REQUIRED WORK
All the records that follow need to be reproduced exactly. Omit the images.

A run of records:
■ ■ ■ ■ ■ ■ ■
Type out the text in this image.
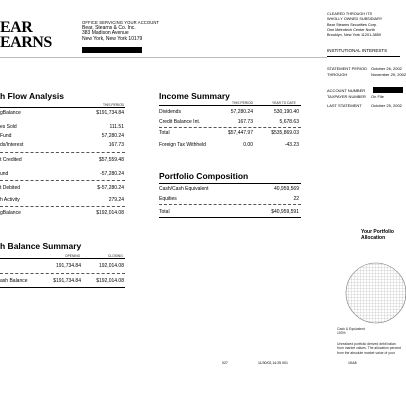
EAR
EARNS
OFFICE SERVICING YOUR ACCOUNT
Bear, Stearns & Co. Inc.
383 Madison Avenue
New York, New York 10179
CLEARED THROUGH ITS
WHOLLY OWNED SUBSIDIARY
Bear Stearns Securities Corp.
One Metrotech Center North
Brooklyn, New York 11201-3859
INSTITUTIONAL INTERESTS
STATEMENT PERIOD October 26, 2002
THROUGH	November 29, 2002
ACCOUNT NUMBER
TAXPAYER NUMBER On File
LAST STATEMENT October 25, 2002
h Flow Analysis
THIS PERIOD
gBalance	$191,734.84
es Sold	111.51
Fund	57,280.24
ds/Interest	167.73
t Credited	$57,559.48
und	-57,280.24
t Debited	$-57,280.24
h Activity	279.24
gBalance	$192,014.08
Income Summary
THIS PERIOD	YEAR TO DATE
Dividends	57,280.24	530,190.40
Credit Balance Int.	167.73	5,678.63
Total	$57,447.97	$535,869.03
Foreign Tax Withheld	0.00	-43.23
Portfolio Composition
Cash/Cash Equivalent	40,959,569
Equities	22
Total	$40,959,591
h Balance Summary
OPENING	CLOSING
191,734.84	192,014.08
ash Balance	$191,734.84	$192,014.08
Your Portfolio
Allocation
Cash & Equivalent
100%
Unrealized portfolio derived debit balan
from market values. The allocation percent
from the absolute market value of your
027	11/30/02,14:25 001	1KA8
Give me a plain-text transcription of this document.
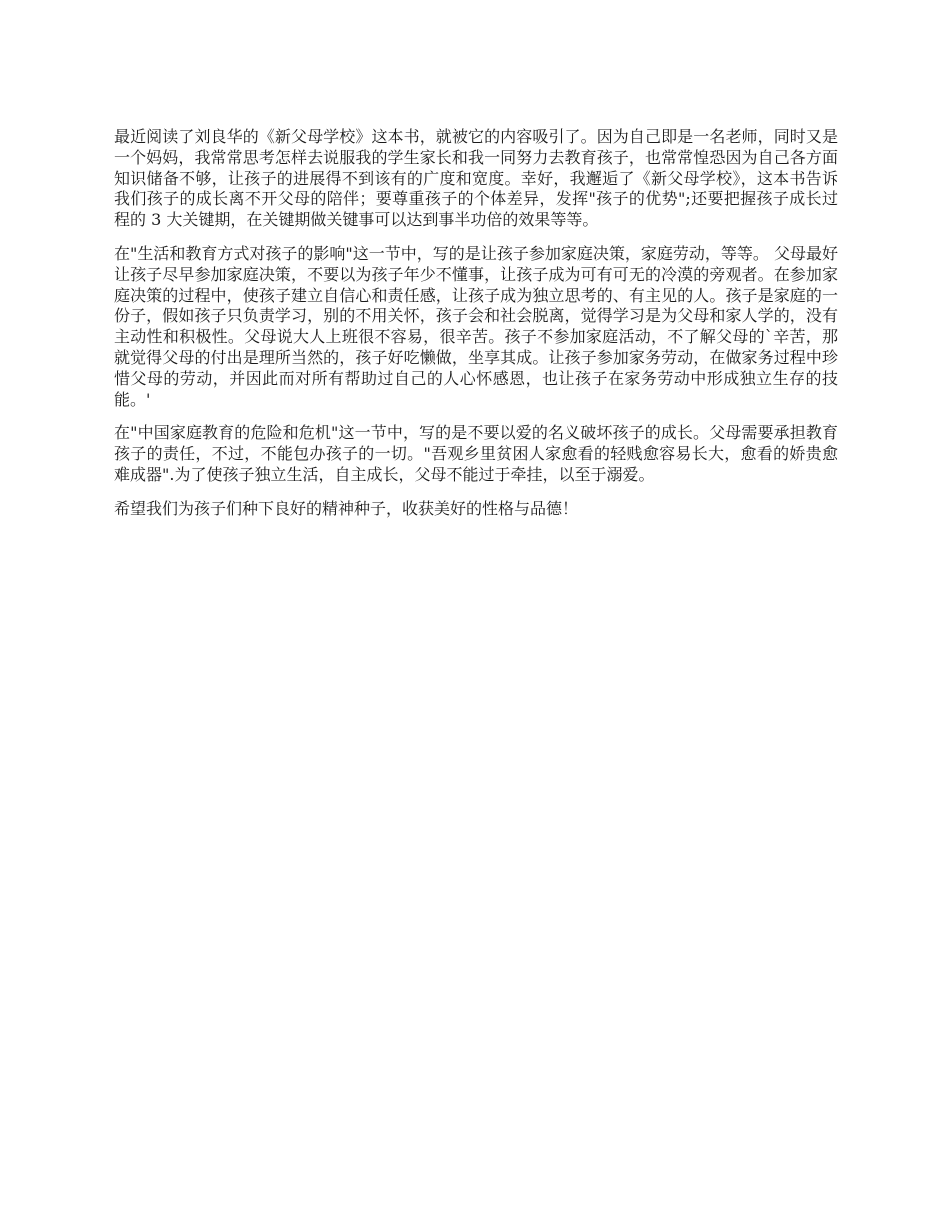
最近阅读了刘良华的《新父母学校》这本书，就被它的内容吸引了。因为自己即是一名老师，同时又是一个妈妈，我常常思考怎样去说服我的学生家长和我一同努力去教育孩子，也常常惶恐因为自己各方面知识储备不够，让孩子的进展得不到该有的广度和宽度。幸好，我邂逅了《新父母学校》，这本书告诉我们孩子的成长离不开父母的陪伴；要尊重孩子的个体差异，发挥"孩子的优势";还要把握孩子成长过程的 3 大关键期，在关键期做关键事可以达到事半功倍的效果等等。

在"生活和教育方式对孩子的影响"这一节中，写的是让孩子参加家庭决策，家庭劳动，等等。 父母最好让孩子尽早参加家庭决策，不要以为孩子年少不懂事，让孩子成为可有可无的冷漠的旁观者。在参加家庭决策的过程中，使孩子建立自信心和责任感，让孩子成为独立思考的、有主见的人。孩子是家庭的一份子，假如孩子只负责学习，别的不用关怀，孩子会和社会脱离，觉得学习是为父母和家人学的，没有主动性和积极性。父母说大人上班很不容易，很辛苦。孩子不参加家庭活动，不了解父母的`辛苦，那就觉得父母的付出是理所当然的，孩子好吃懒做，坐享其成。让孩子参加家务劳动，在做家务过程中珍惜父母的劳动，并因此而对所有帮助过自己的人心怀感恩，也让孩子在家务劳动中形成独立生存的技能。'

在"中国家庭教育的危险和危机"这一节中，写的是不要以爱的名义破坏孩子的成长。父母需要承担教育孩子的责任，不过，不能包办孩子的一切。"吾观乡里贫困人家愈看的轻贱愈容易长大，愈看的娇贵愈难成器".为了使孩子独立生活，自主成长，父母不能过于牵挂，以至于溺爱。

希望我们为孩子们种下良好的精神种子，收获美好的性格与品德！
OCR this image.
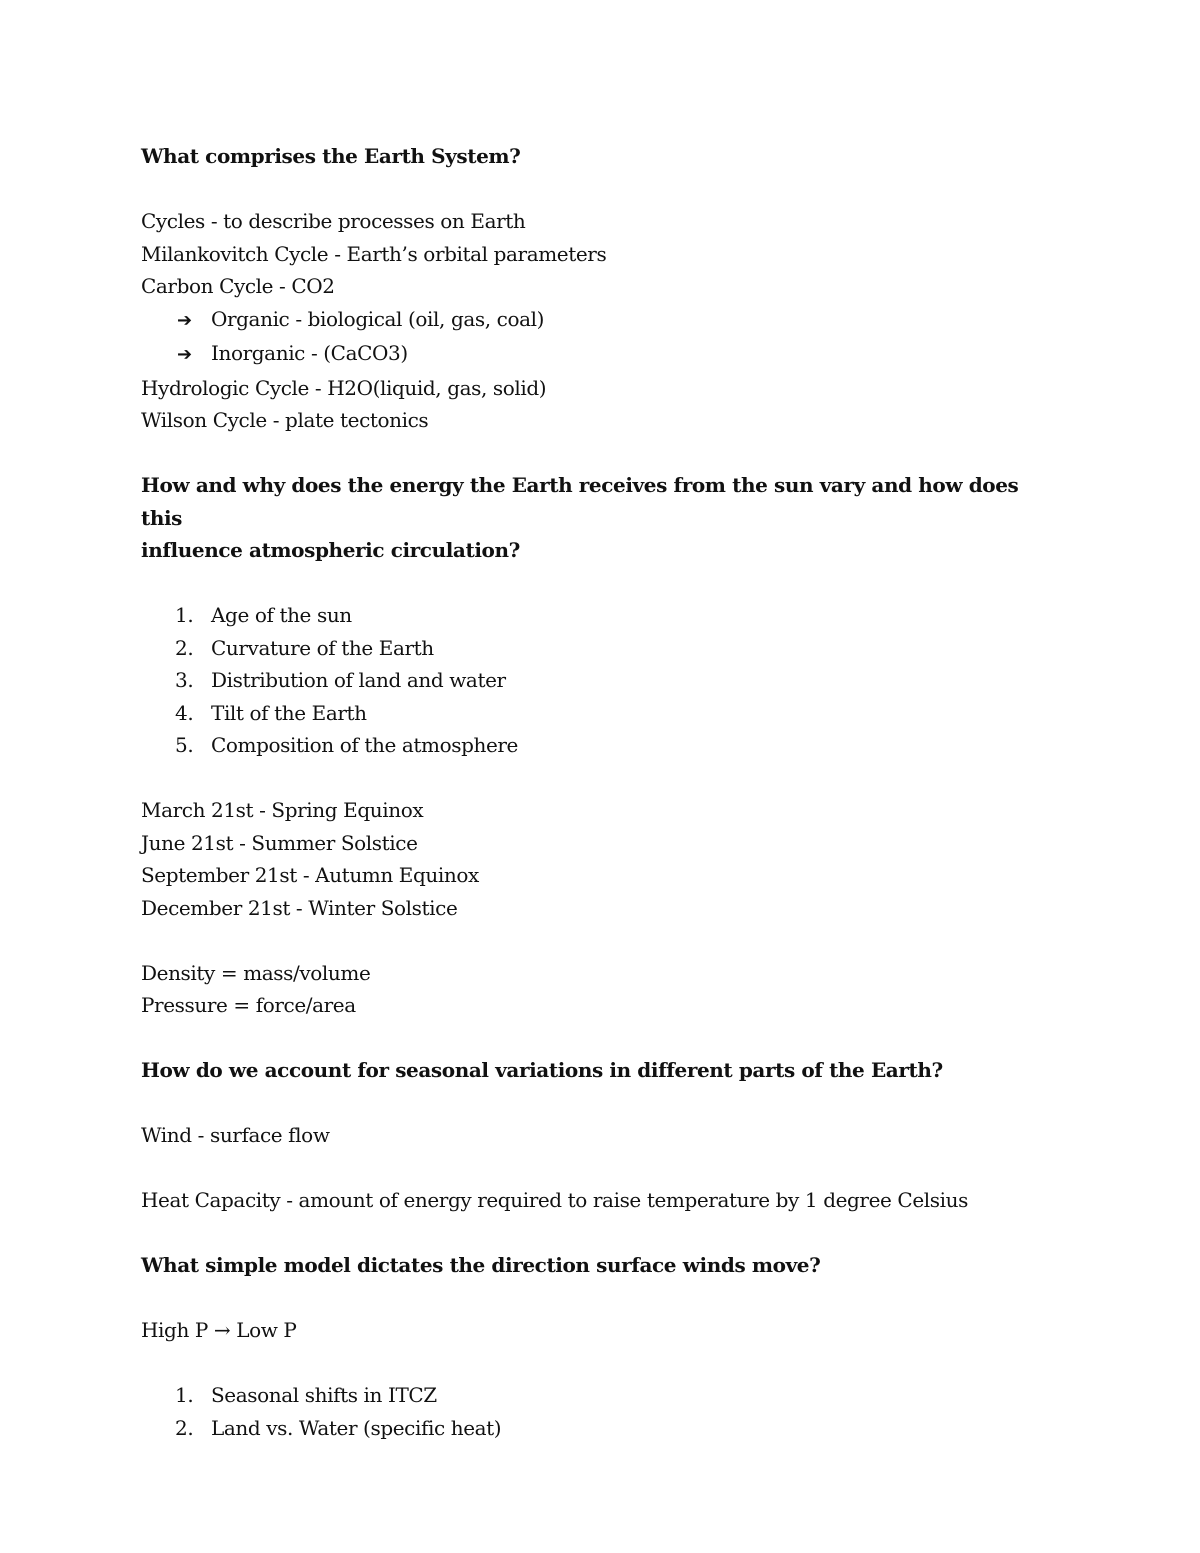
What comprises the Earth System?

Cycles - to describe processes on Earth

Milankovitch Cycle - Earth’s orbital parameters

Carbon Cycle - CO2

➔ Organic - biological (oil, gas, coal)

➔ Inorganic - (CaCO3)

Hydrologic Cycle - H2O(liquid, gas, solid)

Wilson Cycle - plate tectonics

How and why does the energy the Earth receives from the sun vary and how does this

influence atmospheric circulation?

1. Age of the sun

2. Curvature of the Earth

3. Distribution of land and water

4. Tilt of the Earth

5. Composition of the atmosphere

March 21st - Spring Equinox

June 21st - Summer Solstice

September 21st - Autumn Equinox

December 21st - Winter Solstice

Density = mass/volume

Pressure = force/area

How do we account for seasonal variations in different parts of the Earth?

Wind - surface flow

Heat Capacity - amount of energy required to raise temperature by 1 degree Celsius

What simple model dictates the direction surface winds move?

High P → Low P

1. Seasonal shifts in ITCZ

2. Land vs. Water (specific heat)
■ ■ ■ ■ ■ ■ ■
SOLUTION FOR THIS TASK
Type out the text in this image.
EAR
EARNS
OFFICE SERVICING YOUR ACCOUNT
Bear, Stearns & Co. Inc.
383 Madison Avenue
New York, New York 10179
CLEARED THROUGH ITS
WHOLLY OWNED SUBSIDIARY
Bear Stearns Securities Corp.
One Metrotech Center North
Brooklyn, New York 11201-3859
INSTITUTIONAL INTERESTS
STATEMENT PERIOD October 26, 2002
THROUGH	November 29, 2002
ACCOUNT NUMBER
TAXPAYER NUMBER On File
LAST STATEMENT October 25, 2002
h Flow Analysis
THIS PERIOD
gBalance	$191,734.84
es Sold	111.51
Fund	57,280.24
ds/Interest	167.73
t Credited	$57,559.48
und	-57,280.24
t Debited	$-57,280.24
h Activity	279.24
gBalance	$192,014.08
Income Summary
THIS PERIOD	YEAR TO DATE
Dividends	57,280.24	530,190.40
Credit Balance Int.	167.73	5,678.63
Total	$57,447.97	$535,869.03
Foreign Tax Withheld	0.00	-43.23
Portfolio Composition
Cash/Cash Equivalent	40,959,569
Equities	22
Total	$40,959,591
h Balance Summary
OPENING	CLOSING
191,734.84	192,014.08
ash Balance	$191,734.84	$192,014.08
Your Portfolio
Allocation
Cash & Equivalent
100%
Unrealized portfolio derived debit balan
from market values. The allocation percent
from the absolute market value of your
027	11/30/02,14:25 001	1KA8
Give me a plain-text transcription of this document.
最近阅读了刘良华的《新父母学校》这本书，就被它的内容吸引了。因为自己即是一名老师，同时又是一个妈妈，我常常思考怎样去说服我的学生家长和我一同努力去教育孩子，也常常惶恐因为自己各方面知识储备不够，让孩子的进展得不到该有的广度和宽度。幸好，我邂逅了《新父母学校》，这本书告诉我们孩子的成长离不开父母的陪伴；要尊重孩子的个体差异，发挥"孩子的优势";还要把握孩子成长过程的 3 大关键期，在关键期做关键事可以达到事半功倍的效果等等。

在"生活和教育方式对孩子的影响"这一节中，写的是让孩子参加家庭决策，家庭劳动，等等。 父母最好让孩子尽早参加家庭决策，不要以为孩子年少不懂事，让孩子成为可有可无的冷漠的旁观者。在参加家庭决策的过程中，使孩子建立自信心和责任感，让孩子成为独立思考的、有主见的人。孩子是家庭的一份子，假如孩子只负责学习，别的不用关怀，孩子会和社会脱离，觉得学习是为父母和家人学的，没有主动性和积极性。父母说大人上班很不容易，很辛苦。孩子不参加家庭活动，不了解父母的`辛苦，那就觉得父母的付出是理所当然的，孩子好吃懒做，坐享其成。让孩子参加家务劳动，在做家务过程中珍惜父母的劳动，并因此而对所有帮助过自己的人心怀感恩，也让孩子在家务劳动中形成独立生存的技能。'

在"中国家庭教育的危险和危机"这一节中，写的是不要以爱的名义破坏孩子的成长。父母需要承担教育孩子的责任，不过，不能包办孩子的一切。"吾观乡里贫困人家愈看的轻贱愈容易长大，愈看的娇贵愈难成器".为了使孩子独立生活，自主成长，父母不能过于牵挂，以至于溺爱。

希望我们为孩子们种下良好的精神种子，收获美好的性格与品德！
OCR this image.
What comprises the Earth System?

Cycles - to describe processes on Earth

Milankovitch Cycle - Earth’s orbital parameters

Carbon Cycle - CO2

➔ Organic - biological (oil, gas, coal)

➔ Inorganic - (CaCO3)

Hydrologic Cycle - H2O(liquid, gas, solid)

Wilson Cycle - plate tectonics

How and why does the energy the Earth receives from the sun vary and how does this

influence atmospheric circulation?

1. Age of the sun

2. Curvature of the Earth

3. Distribution of land and water

4. Tilt of the Earth

5. Composition of the atmosphere

March 21st - Spring Equinox

June 21st - Summer Solstice

September 21st - Autumn Equinox

December 21st - Winter Solstice

Density = mass/volume

Pressure = force/area

How do we account for seasonal variations in different parts of the Earth?

Wind - surface flow

Heat Capacity - amount of energy required to raise temperature by 1 degree Celsius

What simple model dictates the direction surface winds move?

High P → Low P

1. Seasonal shifts in ITCZ

2. Land vs. Water (specific heat)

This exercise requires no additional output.